### EXERCISE TASK
Below is a block of records: output all of them exactly and leave out the pictures.

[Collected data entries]
>> start
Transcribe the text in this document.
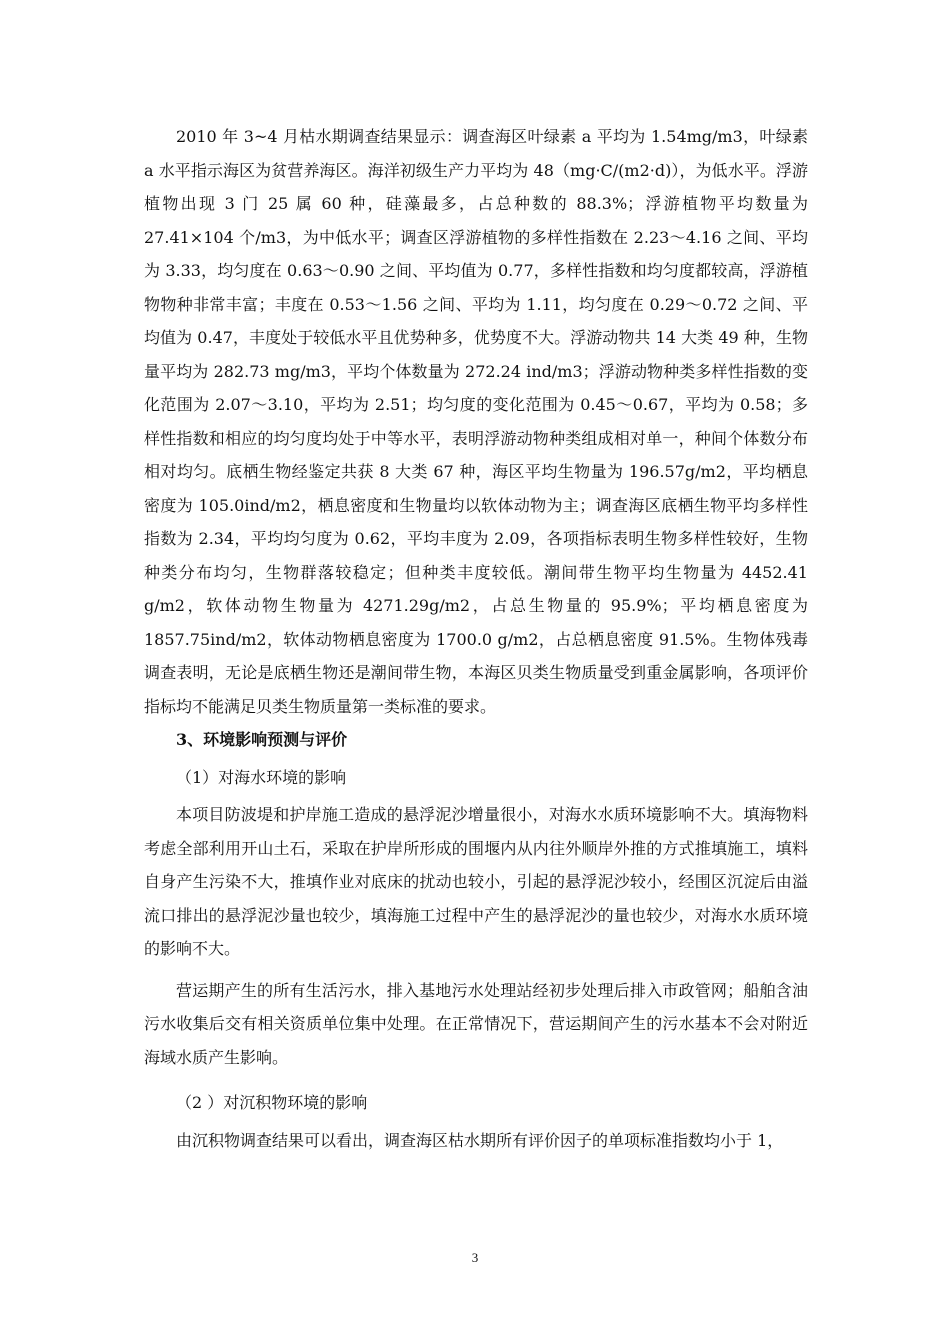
2010 年 3~4 月枯水期调查结果显示：调查海区叶绿素 a 平均为 1.54mg/m3，叶绿素 a 水平指示海区为贫营养海区。海洋初级生产力平均为 48（mg·C/(m2·d)），为低水平。浮游植物出现 3 门 25 属 60 种，硅藻最多，占总种数的 88.3%；浮游植物平均数量为 27.41×104 个/m3，为中低水平；调查区浮游植物的多样性指数在 2.23～4.16 之间、平均为 3.33，均匀度在 0.63～0.90 之间、平均值为 0.77，多样性指数和均匀度都较高，浮游植物物种非常丰富；丰度在 0.53～1.56 之间、平均为 1.11，均匀度在 0.29～0.72 之间、平均值为 0.47，丰度处于较低水平且优势种多，优势度不大。浮游动物共 14 大类 49 种，生物量平均为 282.73 mg/m3，平均个体数量为 272.24 ind/m3；浮游动物种类多样性指数的变化范围为 2.07～3.10，平均为 2.51；均匀度的变化范围为 0.45～0.67，平均为 0.58；多样性指数和相应的均匀度均处于中等水平，表明浮游动物种类组成相对单一，种间个体数分布相对均匀。底栖生物经鉴定共获 8 大类 67 种，海区平均生物量为 196.57g/m2，平均栖息密度为 105.0ind/m2，栖息密度和生物量均以软体动物为主；调查海区底栖生物平均多样性指数为 2.34，平均均匀度为 0.62，平均丰度为 2.09，各项指标表明生物多样性较好，生物种类分布均匀，生物群落较稳定；但种类丰度较低。潮间带生物平均生物量为 4452.41 g/m2，软体动物生物量为 4271.29g/m2，占总生物量的 95.9%；平均栖息密度为 1857.75ind/m2，软体动物栖息密度为 1700.0 g/m2，占总栖息密度 91.5%。生物体残毒调查表明，无论是底栖生物还是潮间带生物，本海区贝类生物质量受到重金属影响，各项评价指标均不能满足贝类生物质量第一类标准的要求。

3、环境影响预测与评价

（1）对海水环境的影响

本项目防波堤和护岸施工造成的悬浮泥沙增量很小，对海水水质环境影响不大。填海物料考虑全部利用开山土石，采取在护岸所形成的围堰内从内往外顺岸外推的方式推填施工，填料自身产生污染不大，推填作业对底床的扰动也较小，引起的悬浮泥沙较小，经围区沉淀后由溢流口排出的悬浮泥沙量也较少，填海施工过程中产生的悬浮泥沙的量也较少，对海水水质环境的影响不大。

营运期产生的所有生活污水，排入基地污水处理站经初步处理后排入市政管网；船舶含油污水收集后交有相关资质单位集中处理。在正常情况下，营运期间产生的污水基本不会对附近海域水质产生影响。

（2 ）对沉积物环境的影响

由沉积物调查结果可以看出，调查海区枯水期所有评价因子的单项标准指数均小于 1，

3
>> end
### SOLUTION FOR THIS TASK
Transcribe the text in this document.
2010 年 3~4 月枯水期调查结果显示：调查海区叶绿素 a 平均为 1.54mg/m3，叶绿素 a 水平指示海区为贫营养海区。海洋初级生产力平均为 48（mg·C/(m2·d)），为低水平。浮游植物出现 3 门 25 属 60 种，硅藻最多，占总种数的 88.3%；浮游植物平均数量为 27.41×104 个/m3，为中低水平；调查区浮游植物的多样性指数在 2.23～4.16 之间、平均为 3.33，均匀度在 0.63～0.90 之间、平均值为 0.77，多样性指数和均匀度都较高，浮游植物物种非常丰富；丰度在 0.53～1.56 之间、平均为 1.11，均匀度在 0.29～0.72 之间、平均值为 0.47，丰度处于较低水平且优势种多，优势度不大。浮游动物共 14 大类 49 种，生物量平均为 282.73 mg/m3，平均个体数量为 272.24 ind/m3；浮游动物种类多样性指数的变化范围为 2.07～3.10，平均为 2.51；均匀度的变化范围为 0.45～0.67，平均为 0.58；多样性指数和相应的均匀度均处于中等水平，表明浮游动物种类组成相对单一，种间个体数分布相对均匀。底栖生物经鉴定共获 8 大类 67 种，海区平均生物量为 196.57g/m2，平均栖息密度为 105.0ind/m2，栖息密度和生物量均以软体动物为主；调查海区底栖生物平均多样性指数为 2.34，平均均匀度为 0.62，平均丰度为 2.09，各项指标表明生物多样性较好，生物种类分布均匀，生物群落较稳定；但种类丰度较低。潮间带生物平均生物量为 4452.41 g/m2，软体动物生物量为 4271.29g/m2，占总生物量的 95.9%；平均栖息密度为 1857.75ind/m2，软体动物栖息密度为 1700.0 g/m2，占总栖息密度 91.5%。生物体残毒调查表明，无论是底栖生物还是潮间带生物，本海区贝类生物质量受到重金属影响，各项评价指标均不能满足贝类生物质量第一类标准的要求。

3、环境影响预测与评价

（1）对海水环境的影响

本项目防波堤和护岸施工造成的悬浮泥沙增量很小，对海水水质环境影响不大。填海物料考虑全部利用开山土石，采取在护岸所形成的围堰内从内往外顺岸外推的方式推填施工，填料自身产生污染不大，推填作业对底床的扰动也较小，引起的悬浮泥沙较小，经围区沉淀后由溢流口排出的悬浮泥沙量也较少，填海施工过程中产生的悬浮泥沙的量也较少，对海水水质环境的影响不大。

营运期产生的所有生活污水，排入基地污水处理站经初步处理后排入市政管网；船舶含油污水收集后交有相关资质单位集中处理。在正常情况下，营运期间产生的污水基本不会对附近海域水质产生影响。

（2 ）对沉积物环境的影响

由沉积物调查结果可以看出，调查海区枯水期所有评价因子的单项标准指数均小于 1，

3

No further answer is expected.